WHAT IS REQUIRED: Identify the lines bearing the string "name" and gather them.

AVAILABLE RECORDS:

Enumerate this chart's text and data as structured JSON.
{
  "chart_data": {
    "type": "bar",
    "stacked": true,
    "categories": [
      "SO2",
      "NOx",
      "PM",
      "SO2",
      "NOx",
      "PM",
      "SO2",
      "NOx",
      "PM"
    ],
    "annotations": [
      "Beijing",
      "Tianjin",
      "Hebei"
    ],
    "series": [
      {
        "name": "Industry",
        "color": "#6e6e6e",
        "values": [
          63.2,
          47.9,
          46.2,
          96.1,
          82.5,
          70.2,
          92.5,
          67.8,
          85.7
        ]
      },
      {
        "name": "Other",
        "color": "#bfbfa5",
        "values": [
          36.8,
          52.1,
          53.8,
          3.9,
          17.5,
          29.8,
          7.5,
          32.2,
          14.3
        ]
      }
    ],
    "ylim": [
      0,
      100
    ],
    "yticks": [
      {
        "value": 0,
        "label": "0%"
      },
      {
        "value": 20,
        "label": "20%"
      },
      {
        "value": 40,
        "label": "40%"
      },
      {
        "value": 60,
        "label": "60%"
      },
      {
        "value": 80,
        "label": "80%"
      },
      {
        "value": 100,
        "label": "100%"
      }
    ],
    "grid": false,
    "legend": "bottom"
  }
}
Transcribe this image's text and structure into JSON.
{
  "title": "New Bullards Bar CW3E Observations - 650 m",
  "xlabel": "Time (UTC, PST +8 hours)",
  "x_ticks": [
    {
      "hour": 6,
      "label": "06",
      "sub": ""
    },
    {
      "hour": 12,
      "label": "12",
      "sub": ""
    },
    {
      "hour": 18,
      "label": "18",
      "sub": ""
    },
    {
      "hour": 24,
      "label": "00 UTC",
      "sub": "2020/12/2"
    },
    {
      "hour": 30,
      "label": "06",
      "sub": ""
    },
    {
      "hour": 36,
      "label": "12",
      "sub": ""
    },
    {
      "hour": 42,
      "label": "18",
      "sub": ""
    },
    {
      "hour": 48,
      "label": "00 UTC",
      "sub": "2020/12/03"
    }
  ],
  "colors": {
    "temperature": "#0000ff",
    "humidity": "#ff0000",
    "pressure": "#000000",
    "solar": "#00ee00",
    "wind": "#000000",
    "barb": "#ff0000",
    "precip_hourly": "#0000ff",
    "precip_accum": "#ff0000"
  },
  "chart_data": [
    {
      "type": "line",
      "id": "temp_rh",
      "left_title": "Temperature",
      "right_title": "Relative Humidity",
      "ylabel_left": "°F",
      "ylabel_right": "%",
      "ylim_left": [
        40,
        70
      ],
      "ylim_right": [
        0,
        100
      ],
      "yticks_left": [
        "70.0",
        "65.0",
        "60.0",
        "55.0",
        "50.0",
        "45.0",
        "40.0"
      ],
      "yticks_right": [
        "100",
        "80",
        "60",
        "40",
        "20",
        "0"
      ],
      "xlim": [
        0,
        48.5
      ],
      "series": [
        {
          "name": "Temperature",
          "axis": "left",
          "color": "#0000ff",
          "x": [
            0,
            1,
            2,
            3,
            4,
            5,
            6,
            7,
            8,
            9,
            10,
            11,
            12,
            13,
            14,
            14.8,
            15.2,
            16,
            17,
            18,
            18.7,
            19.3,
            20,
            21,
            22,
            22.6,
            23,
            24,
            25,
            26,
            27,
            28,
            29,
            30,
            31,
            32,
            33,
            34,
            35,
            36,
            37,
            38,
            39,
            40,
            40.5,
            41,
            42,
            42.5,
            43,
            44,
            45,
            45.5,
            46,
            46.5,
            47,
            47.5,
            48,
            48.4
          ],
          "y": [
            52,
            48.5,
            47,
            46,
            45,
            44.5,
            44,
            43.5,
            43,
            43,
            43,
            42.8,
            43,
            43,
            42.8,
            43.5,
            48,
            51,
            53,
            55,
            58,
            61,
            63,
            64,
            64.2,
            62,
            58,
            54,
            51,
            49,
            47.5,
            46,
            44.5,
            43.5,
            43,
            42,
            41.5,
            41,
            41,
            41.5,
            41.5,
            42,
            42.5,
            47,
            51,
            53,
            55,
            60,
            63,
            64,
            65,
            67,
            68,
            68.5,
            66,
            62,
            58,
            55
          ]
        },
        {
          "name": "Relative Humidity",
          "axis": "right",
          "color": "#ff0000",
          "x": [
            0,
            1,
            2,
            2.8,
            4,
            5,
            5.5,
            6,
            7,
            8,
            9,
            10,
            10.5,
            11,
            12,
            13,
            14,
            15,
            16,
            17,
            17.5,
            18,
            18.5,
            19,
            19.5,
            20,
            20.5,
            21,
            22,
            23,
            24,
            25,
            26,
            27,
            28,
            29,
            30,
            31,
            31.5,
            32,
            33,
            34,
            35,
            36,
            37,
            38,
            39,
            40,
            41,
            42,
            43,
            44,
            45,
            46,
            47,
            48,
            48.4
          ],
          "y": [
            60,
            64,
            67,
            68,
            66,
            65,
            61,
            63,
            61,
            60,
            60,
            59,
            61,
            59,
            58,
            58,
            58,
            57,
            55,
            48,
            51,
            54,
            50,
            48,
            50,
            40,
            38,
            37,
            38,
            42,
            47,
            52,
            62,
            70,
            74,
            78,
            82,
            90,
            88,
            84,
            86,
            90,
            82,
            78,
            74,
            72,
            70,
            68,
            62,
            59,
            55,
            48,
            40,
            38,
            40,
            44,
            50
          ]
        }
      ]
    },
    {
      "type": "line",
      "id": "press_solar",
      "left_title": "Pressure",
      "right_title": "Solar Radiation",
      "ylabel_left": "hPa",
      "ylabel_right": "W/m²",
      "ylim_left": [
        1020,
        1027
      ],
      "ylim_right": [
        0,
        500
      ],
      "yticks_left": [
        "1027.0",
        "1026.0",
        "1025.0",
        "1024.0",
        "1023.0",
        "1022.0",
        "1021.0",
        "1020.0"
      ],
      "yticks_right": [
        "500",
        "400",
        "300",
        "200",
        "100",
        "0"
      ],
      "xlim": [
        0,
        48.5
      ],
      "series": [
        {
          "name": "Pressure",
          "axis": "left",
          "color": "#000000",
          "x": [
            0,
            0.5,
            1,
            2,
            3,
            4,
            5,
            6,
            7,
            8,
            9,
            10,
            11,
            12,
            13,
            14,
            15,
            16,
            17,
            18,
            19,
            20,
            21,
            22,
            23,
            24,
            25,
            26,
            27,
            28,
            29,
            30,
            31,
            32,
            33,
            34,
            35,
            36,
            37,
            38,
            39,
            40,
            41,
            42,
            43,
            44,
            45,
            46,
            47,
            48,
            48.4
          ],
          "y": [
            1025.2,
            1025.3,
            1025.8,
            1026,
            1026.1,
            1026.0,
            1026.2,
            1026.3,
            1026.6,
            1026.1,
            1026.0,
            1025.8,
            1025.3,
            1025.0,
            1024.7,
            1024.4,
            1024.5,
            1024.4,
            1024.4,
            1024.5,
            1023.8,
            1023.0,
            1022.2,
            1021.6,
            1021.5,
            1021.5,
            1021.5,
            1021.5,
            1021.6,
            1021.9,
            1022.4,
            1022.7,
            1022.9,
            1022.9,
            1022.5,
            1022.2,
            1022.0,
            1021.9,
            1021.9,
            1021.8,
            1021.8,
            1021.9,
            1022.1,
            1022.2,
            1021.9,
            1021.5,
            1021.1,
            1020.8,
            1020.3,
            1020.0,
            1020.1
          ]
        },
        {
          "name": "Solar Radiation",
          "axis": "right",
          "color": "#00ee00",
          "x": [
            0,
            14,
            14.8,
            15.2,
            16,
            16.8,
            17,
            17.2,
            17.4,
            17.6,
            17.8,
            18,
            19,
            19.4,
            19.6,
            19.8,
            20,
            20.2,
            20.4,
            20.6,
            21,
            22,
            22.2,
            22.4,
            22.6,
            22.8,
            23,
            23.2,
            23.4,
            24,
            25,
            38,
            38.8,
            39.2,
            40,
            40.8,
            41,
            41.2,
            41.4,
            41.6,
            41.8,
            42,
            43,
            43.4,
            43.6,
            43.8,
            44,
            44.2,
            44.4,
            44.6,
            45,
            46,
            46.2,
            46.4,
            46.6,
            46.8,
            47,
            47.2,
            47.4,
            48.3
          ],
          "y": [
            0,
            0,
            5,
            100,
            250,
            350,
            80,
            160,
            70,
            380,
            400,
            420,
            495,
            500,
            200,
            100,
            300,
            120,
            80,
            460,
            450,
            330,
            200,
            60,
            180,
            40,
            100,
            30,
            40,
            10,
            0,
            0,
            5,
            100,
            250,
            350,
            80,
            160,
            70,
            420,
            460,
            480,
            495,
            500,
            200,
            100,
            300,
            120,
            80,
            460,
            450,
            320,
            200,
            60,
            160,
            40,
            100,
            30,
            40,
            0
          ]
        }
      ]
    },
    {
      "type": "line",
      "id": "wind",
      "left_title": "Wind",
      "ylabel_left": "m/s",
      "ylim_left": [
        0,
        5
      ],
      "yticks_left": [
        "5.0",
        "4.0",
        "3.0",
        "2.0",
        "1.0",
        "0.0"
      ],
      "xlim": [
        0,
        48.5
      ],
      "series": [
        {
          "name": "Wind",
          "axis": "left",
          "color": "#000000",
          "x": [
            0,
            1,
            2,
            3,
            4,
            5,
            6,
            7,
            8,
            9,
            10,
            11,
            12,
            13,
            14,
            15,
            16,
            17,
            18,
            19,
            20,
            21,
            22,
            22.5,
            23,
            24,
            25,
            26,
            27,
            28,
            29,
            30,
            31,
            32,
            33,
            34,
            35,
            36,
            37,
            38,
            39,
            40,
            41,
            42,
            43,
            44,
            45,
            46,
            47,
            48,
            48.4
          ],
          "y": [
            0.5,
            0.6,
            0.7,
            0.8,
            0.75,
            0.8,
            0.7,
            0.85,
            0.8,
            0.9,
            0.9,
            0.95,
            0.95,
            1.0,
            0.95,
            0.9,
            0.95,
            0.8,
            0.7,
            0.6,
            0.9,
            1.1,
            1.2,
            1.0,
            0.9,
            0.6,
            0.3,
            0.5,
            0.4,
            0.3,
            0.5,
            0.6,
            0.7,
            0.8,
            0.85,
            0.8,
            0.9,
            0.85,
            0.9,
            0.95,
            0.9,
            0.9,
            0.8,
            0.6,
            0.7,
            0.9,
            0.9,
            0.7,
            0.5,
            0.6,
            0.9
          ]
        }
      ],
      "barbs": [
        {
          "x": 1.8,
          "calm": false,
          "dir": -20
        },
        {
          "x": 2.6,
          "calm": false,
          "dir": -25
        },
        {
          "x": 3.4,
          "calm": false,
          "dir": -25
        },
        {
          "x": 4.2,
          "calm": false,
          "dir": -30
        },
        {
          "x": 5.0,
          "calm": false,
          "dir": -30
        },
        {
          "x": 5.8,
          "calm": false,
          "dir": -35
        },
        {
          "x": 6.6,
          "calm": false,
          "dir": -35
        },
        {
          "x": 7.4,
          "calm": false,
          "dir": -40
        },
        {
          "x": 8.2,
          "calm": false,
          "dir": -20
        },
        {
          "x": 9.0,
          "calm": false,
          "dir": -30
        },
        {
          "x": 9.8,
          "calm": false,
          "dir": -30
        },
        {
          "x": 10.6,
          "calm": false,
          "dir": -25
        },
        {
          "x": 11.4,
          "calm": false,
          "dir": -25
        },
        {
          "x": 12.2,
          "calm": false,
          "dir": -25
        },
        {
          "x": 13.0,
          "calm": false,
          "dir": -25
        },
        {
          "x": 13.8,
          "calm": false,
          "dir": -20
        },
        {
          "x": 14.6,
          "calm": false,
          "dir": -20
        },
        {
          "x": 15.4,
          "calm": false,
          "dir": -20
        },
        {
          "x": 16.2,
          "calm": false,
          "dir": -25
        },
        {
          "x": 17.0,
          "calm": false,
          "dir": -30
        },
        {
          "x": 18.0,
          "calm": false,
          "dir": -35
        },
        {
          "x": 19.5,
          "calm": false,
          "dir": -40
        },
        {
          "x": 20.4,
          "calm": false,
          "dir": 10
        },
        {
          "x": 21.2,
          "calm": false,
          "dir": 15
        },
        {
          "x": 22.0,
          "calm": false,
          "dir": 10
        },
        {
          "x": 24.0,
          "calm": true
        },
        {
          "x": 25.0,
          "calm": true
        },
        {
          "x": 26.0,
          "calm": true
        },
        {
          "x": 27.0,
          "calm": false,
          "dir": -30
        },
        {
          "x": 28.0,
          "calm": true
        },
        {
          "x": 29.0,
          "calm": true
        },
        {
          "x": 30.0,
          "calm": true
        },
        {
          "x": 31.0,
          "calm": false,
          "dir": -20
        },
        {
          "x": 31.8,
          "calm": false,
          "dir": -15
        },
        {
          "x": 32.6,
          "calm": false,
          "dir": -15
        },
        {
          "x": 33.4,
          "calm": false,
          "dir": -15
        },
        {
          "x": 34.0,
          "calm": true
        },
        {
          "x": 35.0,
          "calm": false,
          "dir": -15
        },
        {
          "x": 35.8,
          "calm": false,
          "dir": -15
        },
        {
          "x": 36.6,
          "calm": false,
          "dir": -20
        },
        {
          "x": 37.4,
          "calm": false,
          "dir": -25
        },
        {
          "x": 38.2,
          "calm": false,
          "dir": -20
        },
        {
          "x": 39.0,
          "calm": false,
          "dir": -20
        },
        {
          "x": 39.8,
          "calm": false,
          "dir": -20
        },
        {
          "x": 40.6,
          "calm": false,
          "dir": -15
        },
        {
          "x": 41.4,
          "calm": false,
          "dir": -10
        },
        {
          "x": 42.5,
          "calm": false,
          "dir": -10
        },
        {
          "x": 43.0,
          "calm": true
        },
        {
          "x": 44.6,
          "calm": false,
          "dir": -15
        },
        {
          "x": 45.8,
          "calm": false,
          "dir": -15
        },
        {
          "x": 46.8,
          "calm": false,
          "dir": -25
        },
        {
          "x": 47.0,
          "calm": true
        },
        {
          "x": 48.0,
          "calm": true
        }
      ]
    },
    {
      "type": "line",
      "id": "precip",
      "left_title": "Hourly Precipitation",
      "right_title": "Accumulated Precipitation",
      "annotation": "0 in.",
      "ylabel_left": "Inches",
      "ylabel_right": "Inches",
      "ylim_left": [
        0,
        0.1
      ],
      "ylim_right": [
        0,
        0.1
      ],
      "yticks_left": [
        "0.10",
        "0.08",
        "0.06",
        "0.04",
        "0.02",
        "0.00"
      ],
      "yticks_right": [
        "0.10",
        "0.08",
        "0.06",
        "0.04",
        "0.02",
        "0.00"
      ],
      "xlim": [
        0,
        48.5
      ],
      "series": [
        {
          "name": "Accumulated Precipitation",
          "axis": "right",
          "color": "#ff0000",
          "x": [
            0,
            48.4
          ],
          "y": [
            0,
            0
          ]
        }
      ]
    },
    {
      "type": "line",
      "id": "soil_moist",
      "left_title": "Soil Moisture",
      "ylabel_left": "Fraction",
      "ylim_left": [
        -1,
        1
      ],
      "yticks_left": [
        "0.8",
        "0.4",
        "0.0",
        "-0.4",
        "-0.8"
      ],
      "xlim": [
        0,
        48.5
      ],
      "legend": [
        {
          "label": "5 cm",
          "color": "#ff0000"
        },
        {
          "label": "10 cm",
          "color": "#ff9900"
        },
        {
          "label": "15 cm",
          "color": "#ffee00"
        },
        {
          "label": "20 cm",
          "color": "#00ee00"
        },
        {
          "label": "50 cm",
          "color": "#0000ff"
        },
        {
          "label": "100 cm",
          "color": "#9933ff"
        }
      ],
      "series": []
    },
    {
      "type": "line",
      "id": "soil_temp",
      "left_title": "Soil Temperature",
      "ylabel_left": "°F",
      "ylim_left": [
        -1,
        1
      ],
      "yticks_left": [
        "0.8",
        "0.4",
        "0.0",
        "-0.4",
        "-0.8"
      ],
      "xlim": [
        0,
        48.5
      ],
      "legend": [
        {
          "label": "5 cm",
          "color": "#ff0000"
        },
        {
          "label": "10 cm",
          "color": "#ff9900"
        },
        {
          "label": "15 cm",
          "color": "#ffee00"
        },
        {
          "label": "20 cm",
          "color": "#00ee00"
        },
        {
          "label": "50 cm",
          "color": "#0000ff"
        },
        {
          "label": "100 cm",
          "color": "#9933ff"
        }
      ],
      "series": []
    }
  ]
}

REPLY TO THE EXERCISE:
        "name": "Industry",
        "name": "Other",
          "name": "Temperature",
          "name": "Relative Humidity",
          "name": "Pressure",
          "name": "Solar Radiation",
          "name": "Wind",
          "name": "Accumulated Precipitation",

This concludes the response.